* DESCRIPTION OF THE TASK
Extract every line below, verbatim.
▼
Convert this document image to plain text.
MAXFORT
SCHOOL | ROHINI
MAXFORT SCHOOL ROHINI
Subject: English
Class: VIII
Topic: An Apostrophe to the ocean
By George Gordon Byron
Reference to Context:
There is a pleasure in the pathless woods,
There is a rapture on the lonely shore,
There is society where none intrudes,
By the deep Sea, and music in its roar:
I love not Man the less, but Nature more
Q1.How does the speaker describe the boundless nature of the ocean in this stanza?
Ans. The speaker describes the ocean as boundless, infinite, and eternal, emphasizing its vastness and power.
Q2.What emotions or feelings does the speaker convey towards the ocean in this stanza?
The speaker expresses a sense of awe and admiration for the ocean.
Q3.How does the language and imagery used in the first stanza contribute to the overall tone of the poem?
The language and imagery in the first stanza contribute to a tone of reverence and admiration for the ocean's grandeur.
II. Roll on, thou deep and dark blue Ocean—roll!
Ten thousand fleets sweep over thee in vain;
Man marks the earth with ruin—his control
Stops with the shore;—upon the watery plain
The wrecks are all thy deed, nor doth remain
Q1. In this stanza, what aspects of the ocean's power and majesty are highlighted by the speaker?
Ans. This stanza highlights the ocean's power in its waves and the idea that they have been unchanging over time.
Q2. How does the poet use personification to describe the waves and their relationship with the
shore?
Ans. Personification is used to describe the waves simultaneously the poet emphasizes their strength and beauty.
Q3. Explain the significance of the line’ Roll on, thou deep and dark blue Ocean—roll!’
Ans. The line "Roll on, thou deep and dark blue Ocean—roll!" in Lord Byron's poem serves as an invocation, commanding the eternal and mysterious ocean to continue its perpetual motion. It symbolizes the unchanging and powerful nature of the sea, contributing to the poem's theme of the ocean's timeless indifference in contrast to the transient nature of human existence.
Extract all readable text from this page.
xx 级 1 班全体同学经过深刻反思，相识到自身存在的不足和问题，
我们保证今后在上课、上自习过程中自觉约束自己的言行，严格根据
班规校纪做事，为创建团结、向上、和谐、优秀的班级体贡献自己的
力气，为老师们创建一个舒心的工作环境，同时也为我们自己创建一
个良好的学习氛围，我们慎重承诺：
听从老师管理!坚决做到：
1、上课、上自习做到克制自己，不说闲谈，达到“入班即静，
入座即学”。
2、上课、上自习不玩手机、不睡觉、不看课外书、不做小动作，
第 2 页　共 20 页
▲
* FINAL ANSWER
Convert this document image to plain text.
MAXFORT
SCHOOL | ROHINI
MAXFORT SCHOOL ROHINI
Subject: English
Class: VIII
Topic: An Apostrophe to the ocean
By George Gordon Byron
Reference to Context:
There is a pleasure in the pathless woods,
There is a rapture on the lonely shore,
There is society where none intrudes,
By the deep Sea, and music in its roar:
I love not Man the less, but Nature more
Q1.How does the speaker describe the boundless nature of the ocean in this stanza?
Ans. The speaker describes the ocean as boundless, infinite, and eternal, emphasizing its vastness and power.
Q2.What emotions or feelings does the speaker convey towards the ocean in this stanza?
The speaker expresses a sense of awe and admiration for the ocean.
Q3.How does the language and imagery used in the first stanza contribute to the overall tone of the poem?
The language and imagery in the first stanza contribute to a tone of reverence and admiration for the ocean's grandeur.
II. Roll on, thou deep and dark blue Ocean—roll!
Ten thousand fleets sweep over thee in vain;
Man marks the earth with ruin—his control
Stops with the shore;—upon the watery plain
The wrecks are all thy deed, nor doth remain
Q1. In this stanza, what aspects of the ocean's power and majesty are highlighted by the speaker?
Ans. This stanza highlights the ocean's power in its waves and the idea that they have been unchanging over time.
Q2. How does the poet use personification to describe the waves and their relationship with the
shore?
Ans. Personification is used to describe the waves simultaneously the poet emphasizes their strength and beauty.
Q3. Explain the significance of the line’ Roll on, thou deep and dark blue Ocean—roll!’
Ans. The line "Roll on, thou deep and dark blue Ocean—roll!" in Lord Byron's poem serves as an invocation, commanding the eternal and mysterious ocean to continue its perpetual motion. It symbolizes the unchanging and powerful nature of the sea, contributing to the poem's theme of the ocean's timeless indifference in contrast to the transient nature of human existence.
Extract all readable text from this page.
xx 级 1 班全体同学经过深刻反思，相识到自身存在的不足和问题，
我们保证今后在上课、上自习过程中自觉约束自己的言行，严格根据
班规校纪做事，为创建团结、向上、和谐、优秀的班级体贡献自己的
力气，为老师们创建一个舒心的工作环境，同时也为我们自己创建一
个良好的学习氛围，我们慎重承诺：
听从老师管理!坚决做到：
1、上课、上自习做到克制自己，不说闲谈，达到“入班即静，
入座即学”。
2、上课、上自习不玩手机、不睡觉、不看课外书、不做小动作，
第 2 页　共 20 页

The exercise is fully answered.